Begin

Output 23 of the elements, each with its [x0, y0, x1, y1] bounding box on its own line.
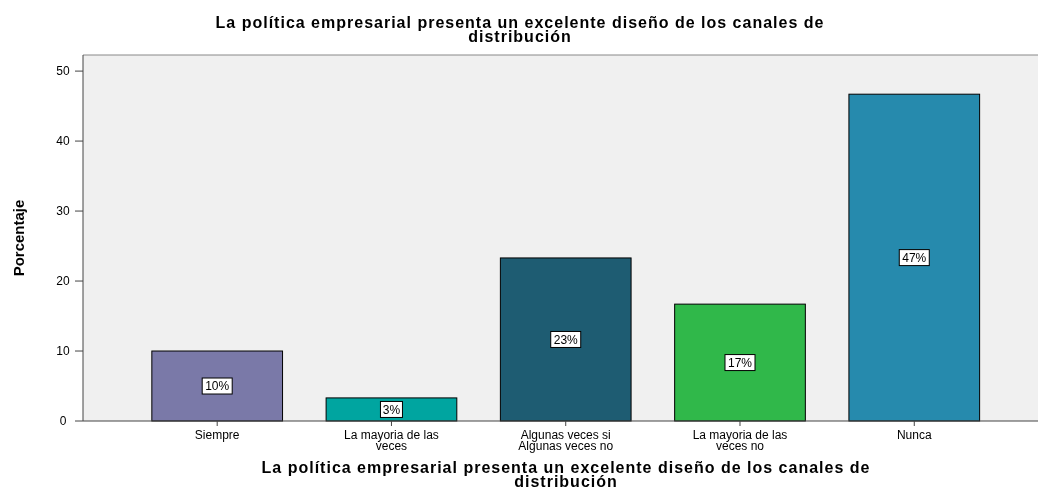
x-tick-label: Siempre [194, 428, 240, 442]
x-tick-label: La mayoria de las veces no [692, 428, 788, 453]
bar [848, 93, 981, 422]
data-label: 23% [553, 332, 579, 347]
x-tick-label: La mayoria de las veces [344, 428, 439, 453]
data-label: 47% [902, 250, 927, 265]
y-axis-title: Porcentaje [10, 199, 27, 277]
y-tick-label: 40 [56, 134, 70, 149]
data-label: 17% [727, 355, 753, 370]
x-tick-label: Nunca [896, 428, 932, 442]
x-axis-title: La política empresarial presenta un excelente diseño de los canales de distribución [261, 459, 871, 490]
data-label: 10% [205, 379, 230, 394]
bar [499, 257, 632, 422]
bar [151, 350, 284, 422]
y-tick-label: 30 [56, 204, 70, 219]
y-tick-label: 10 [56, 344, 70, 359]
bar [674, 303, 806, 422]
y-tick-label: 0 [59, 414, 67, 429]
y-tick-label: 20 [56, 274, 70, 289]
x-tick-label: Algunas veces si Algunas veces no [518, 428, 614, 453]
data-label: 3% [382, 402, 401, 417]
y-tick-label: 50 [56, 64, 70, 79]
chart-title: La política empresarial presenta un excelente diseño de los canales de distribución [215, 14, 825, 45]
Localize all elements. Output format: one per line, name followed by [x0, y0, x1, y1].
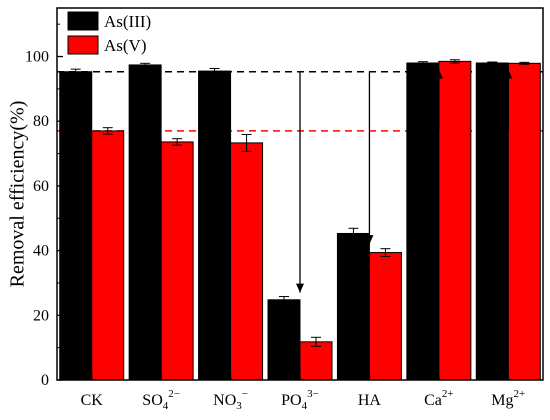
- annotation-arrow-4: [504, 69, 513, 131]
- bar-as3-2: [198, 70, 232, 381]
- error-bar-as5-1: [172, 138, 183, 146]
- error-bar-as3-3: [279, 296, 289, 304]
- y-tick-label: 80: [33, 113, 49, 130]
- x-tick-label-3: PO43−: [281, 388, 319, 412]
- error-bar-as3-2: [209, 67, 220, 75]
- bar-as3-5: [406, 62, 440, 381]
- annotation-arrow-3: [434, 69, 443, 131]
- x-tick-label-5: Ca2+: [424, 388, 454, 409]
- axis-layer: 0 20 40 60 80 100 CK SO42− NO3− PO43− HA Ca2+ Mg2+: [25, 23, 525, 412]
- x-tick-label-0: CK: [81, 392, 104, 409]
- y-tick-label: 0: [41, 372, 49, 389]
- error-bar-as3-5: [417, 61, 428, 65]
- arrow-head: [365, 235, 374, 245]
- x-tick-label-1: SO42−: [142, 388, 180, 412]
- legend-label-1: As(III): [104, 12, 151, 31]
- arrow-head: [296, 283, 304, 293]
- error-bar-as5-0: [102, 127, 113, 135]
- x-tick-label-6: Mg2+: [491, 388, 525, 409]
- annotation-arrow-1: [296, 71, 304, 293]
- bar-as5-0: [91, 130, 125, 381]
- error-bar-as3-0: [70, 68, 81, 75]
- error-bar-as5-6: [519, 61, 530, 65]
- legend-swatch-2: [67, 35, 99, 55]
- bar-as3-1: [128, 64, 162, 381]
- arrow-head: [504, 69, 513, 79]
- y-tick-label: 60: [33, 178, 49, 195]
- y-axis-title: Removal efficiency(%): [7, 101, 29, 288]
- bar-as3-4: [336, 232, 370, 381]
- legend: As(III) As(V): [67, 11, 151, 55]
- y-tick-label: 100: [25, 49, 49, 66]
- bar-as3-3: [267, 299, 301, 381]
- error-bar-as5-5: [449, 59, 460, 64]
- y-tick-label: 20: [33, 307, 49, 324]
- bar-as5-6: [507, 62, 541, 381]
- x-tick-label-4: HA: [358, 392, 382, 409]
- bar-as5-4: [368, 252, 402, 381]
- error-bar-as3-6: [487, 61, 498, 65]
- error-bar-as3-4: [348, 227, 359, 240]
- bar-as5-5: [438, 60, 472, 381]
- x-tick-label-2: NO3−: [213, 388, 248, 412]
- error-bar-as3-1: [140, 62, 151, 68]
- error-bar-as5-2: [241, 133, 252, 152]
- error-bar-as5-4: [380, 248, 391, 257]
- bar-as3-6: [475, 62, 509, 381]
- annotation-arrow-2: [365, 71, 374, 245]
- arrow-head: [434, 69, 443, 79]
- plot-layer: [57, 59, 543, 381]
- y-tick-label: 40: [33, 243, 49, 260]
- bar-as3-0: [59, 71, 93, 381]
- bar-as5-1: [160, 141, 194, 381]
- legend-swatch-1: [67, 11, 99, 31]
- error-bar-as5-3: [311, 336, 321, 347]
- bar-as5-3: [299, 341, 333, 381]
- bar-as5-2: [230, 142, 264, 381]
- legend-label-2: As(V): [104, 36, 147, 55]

End

## What this task involves
Format every line of the listing above as a Markdown table with the columns "Row" and "Text". Number the rows in order, and omit blank lines and the picture placeholders.

## Exercise result
| Row | Text |
|---|---|
| 1 | Output 23 of the elements, each with its [x0, y0, x1, y1] bounding box on its own line. |
| 2 | x-tick-label: Siempre [194, 428, 240, 442] |
| 3 | x-tick-label: La mayoria de las veces no [692, 428, 788, 453] |
| 4 | bar [848, 93, 981, 422] |
| 5 | data-label: 23% [553, 332, 579, 347] |
| 6 | x-tick-label: La mayoria de las veces [344, 428, 439, 453] |
| 7 | data-label: 47% [902, 250, 927, 265] |
| 8 | y-axis-title: Porcentaje [10, 199, 27, 277] |
| 9 | y-tick-label: 40 [56, 134, 70, 149] |
| 10 | data-label: 17% [727, 355, 753, 370] |
| 11 | x-tick-label: Nunca [896, 428, 932, 442] |
| 12 | x-axis-title: La política empresarial presenta un excelente diseño de los canales de distribución [261, 459, 871, 490] |
| 13 | data-label: 10% [205, 379, 230, 394] |
| 14 | bar [499, 257, 632, 422] |
| 15 | bar [151, 350, 284, 422] |
| 16 | y-tick-label: 30 [56, 204, 70, 219] |
| 17 | y-tick-label: 10 [56, 344, 70, 359] |
| 18 | bar [674, 303, 806, 422] |
| 19 | y-tick-label: 0 [59, 414, 67, 429] |
| 20 | y-tick-label: 20 [56, 274, 70, 289] |
| 21 | x-tick-label: Algunas veces si Algunas veces no [518, 428, 614, 453] |
| 22 | data-label: 3% [382, 402, 401, 417] |
| 23 | y-tick-label: 50 [56, 64, 70, 79] |
| 24 | chart-title: La política empresarial presenta un excelente diseño de los canales de distribución [215, 14, 825, 45] |
| 25 | Localize all elements. Output format: one per line, name followed by [x0, y0, x1, y1]. |
| 26 | - annotation-arrow-4: [504, 69, 513, 131] |
| 27 | - bar-as3-2: [198, 70, 232, 381] |
| 28 | - error-bar-as5-1: [172, 138, 183, 146] |
| 29 | - error-bar-as3-3: [279, 296, 289, 304] |
| 30 | - y-tick-label: 80: [33, 113, 49, 130] |
| 31 | - x-tick-label-3: PO43−: [281, 388, 319, 412] |
| 32 | - error-bar-as3-2: [209, 67, 220, 75] |
| 33 | - bar-as3-5: [406, 62, 440, 381] |
| 34 | - annotation-arrow-3: [434, 69, 443, 131] |
| 35 | - x-tick-label-5: Ca2+: [424, 388, 454, 409] |
| 36 | - axis-layer: 0 20 40 60 80 100 CK SO42− NO3− PO43− HA Ca2+ Mg2+: [25, 23, 525, 412] |
| 37 | - x-tick-label-0: CK: [81, 392, 104, 409] |
| 38 | - y-tick-label: 0: [41, 372, 49, 389] |
| 39 | - error-bar-as3-5: [417, 61, 428, 65] |
| 40 | - arrow-head: [365, 235, 374, 245] |
| 41 | - x-tick-label-1: SO42−: [142, 388, 180, 412] |
| 42 | - legend-label-1: As(III): [104, 12, 151, 31] |
| 43 | - arrow-head: [296, 283, 304, 293] |
| 44 | - error-bar-as5-0: [102, 127, 113, 135] |
| 45 | - x-tick-label-6: Mg2+: [491, 388, 525, 409] |
| 46 | - annotation-arrow-1: [296, 71, 304, 293] |
| 47 | - bar-as5-0: [91, 130, 125, 381] |
| 48 | - error-bar-as3-0: [70, 68, 81, 75] |
| 49 | - error-bar-as5-6: [519, 61, 530, 65] |
| 50 | - legend-swatch-2: [67, 35, 99, 55] |
| 51 | - bar-as3-1: [128, 64, 162, 381] |
| 52 | - arrow-head: [504, 69, 513, 79] |
| 53 | - y-tick-label: 60: [33, 178, 49, 195] |
| 54 | - y-axis-title: Removal efficiency(%): [7, 101, 29, 288] |
| 55 | - bar-as3-4: [336, 232, 370, 381] |
| 56 | - legend: As(III) As(V): [67, 11, 151, 55] |
| 57 | - y-tick-label: 100: [25, 49, 49, 66] |
| 58 | - bar-as3-3: [267, 299, 301, 381] |
| 59 | - error-bar-as5-5: [449, 59, 460, 64] |
| 60 | - y-tick-label: 20: [33, 307, 49, 324] |
| 61 | - bar-as5-6: [507, 62, 541, 381] |
| 62 | - x-tick-label-4: HA: [358, 392, 382, 409] |
| 63 | - bar-as5-4: [368, 252, 402, 381] |
| 64 | - error-bar-as3-6: [487, 61, 498, 65] |
| 65 | - error-bar-as3-4: [348, 227, 359, 240] |
| 66 | - bar-as5-5: [438, 60, 472, 381] |
| 67 | - x-tick-label-2: NO3−: [213, 388, 248, 412] |
| 68 | - error-bar-as3-1: [140, 62, 151, 68] |
| 69 | - error-bar-as5-2: [241, 133, 252, 152] |
| 70 | - error-bar-as5-4: [380, 248, 391, 257] |
| 71 | - bar-as3-6: [475, 62, 509, 381] |
| 72 | - annotation-arrow-2: [365, 71, 374, 245] |
| 73 | - arrow-head: [434, 69, 443, 79] |
| 74 | - plot-layer: [57, 59, 543, 381] |
| 75 | - y-tick-label: 40: [33, 243, 49, 260] |
| 76 | - bar-as3-0: [59, 71, 93, 381] |
| 77 | - bar-as5-1: [160, 141, 194, 381] |
| 78 | - legend-swatch-1: [67, 11, 99, 31] |
| 79 | - error-bar-as5-3: [311, 336, 321, 347] |
| 80 | - bar-as5-3: [299, 341, 333, 381] |
| 81 | - bar-as5-2: [230, 142, 264, 381] |
| 82 | - legend-label-2: As(V): [104, 36, 147, 55] |